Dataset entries
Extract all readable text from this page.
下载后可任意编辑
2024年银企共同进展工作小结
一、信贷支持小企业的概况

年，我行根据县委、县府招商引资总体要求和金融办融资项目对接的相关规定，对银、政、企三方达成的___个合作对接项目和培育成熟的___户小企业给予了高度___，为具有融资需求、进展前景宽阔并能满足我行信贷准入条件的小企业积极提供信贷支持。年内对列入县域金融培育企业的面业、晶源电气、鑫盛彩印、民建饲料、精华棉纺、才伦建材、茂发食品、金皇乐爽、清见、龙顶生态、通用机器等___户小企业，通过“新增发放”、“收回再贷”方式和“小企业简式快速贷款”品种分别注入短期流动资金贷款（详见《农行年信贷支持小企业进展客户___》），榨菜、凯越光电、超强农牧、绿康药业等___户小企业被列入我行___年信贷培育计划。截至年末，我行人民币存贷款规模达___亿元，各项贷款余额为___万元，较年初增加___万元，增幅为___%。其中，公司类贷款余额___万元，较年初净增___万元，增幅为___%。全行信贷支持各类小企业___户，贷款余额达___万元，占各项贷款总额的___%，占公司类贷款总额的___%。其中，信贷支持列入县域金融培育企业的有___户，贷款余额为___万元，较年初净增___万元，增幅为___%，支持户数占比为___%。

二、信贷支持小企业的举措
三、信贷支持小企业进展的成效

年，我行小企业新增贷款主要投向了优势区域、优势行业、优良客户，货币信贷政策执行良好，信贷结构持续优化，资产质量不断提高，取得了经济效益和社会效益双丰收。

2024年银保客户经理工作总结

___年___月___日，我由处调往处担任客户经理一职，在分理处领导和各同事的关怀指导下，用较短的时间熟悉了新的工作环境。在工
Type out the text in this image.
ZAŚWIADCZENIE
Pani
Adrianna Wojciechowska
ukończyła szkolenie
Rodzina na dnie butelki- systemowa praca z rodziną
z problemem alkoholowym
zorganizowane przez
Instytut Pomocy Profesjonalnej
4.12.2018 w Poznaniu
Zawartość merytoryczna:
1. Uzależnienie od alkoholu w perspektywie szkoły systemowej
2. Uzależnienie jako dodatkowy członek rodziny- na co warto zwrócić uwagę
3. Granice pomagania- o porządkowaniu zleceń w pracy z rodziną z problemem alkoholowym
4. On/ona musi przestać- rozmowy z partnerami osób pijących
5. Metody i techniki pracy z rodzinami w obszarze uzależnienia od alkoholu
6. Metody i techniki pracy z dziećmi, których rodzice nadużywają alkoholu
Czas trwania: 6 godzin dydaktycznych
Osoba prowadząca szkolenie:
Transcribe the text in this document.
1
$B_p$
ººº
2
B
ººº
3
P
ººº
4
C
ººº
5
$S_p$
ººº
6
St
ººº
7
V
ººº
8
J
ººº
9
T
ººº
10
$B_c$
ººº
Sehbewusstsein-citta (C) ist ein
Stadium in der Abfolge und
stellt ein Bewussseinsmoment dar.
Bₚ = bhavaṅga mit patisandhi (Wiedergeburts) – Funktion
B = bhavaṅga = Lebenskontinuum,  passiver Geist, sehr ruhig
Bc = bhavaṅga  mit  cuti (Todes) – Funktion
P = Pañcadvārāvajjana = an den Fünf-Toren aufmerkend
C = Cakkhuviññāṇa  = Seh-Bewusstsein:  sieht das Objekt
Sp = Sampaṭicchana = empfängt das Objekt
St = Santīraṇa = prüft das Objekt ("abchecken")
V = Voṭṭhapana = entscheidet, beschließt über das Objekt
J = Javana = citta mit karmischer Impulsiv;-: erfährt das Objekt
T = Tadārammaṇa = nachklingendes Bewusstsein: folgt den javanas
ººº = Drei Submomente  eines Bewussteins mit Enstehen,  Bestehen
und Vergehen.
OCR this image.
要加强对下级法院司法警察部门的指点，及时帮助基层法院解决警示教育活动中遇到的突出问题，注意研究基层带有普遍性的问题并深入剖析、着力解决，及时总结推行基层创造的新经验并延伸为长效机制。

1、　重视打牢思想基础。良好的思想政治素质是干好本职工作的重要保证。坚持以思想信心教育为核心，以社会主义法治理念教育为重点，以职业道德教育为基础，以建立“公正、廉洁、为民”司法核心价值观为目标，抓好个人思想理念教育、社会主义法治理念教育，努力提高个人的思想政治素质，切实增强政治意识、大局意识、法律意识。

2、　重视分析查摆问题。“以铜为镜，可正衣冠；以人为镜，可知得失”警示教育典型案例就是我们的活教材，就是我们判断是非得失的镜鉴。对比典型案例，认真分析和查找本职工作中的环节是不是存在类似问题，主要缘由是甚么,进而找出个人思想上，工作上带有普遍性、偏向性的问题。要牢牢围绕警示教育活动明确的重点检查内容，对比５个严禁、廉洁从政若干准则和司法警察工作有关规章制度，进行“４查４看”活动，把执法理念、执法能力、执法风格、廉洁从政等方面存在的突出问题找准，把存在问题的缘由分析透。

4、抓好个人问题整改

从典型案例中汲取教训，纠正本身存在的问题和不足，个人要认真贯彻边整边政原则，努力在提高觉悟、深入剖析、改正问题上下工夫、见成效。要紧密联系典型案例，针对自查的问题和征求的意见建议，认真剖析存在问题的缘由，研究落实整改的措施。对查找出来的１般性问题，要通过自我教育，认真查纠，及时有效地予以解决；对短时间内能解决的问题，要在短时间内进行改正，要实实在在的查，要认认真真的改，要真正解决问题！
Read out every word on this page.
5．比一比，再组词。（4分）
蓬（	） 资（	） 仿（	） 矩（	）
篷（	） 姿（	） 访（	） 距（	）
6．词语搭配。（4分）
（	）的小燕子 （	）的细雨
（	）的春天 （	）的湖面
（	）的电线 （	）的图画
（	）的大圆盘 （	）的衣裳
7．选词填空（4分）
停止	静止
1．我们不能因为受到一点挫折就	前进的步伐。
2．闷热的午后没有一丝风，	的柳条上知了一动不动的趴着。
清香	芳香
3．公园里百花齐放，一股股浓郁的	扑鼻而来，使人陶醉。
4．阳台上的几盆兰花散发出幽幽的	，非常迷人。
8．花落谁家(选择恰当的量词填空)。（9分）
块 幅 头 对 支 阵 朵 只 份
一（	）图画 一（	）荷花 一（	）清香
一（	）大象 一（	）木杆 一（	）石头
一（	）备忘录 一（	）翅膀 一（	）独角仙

THE TASK:
Pick out every line with the string "pracy" and copy it.

WRITTEN SOLUTION:
3. Granice pomagania- o porządkowaniu zleceń w pracy z rodziną z problemem alkoholowym
5. Metody i techniki pracy z rodzinami w obszarze uzależnienia od alkoholu
6. Metody i techniki pracy z dziećmi, których rodzice nadużywają alkoholu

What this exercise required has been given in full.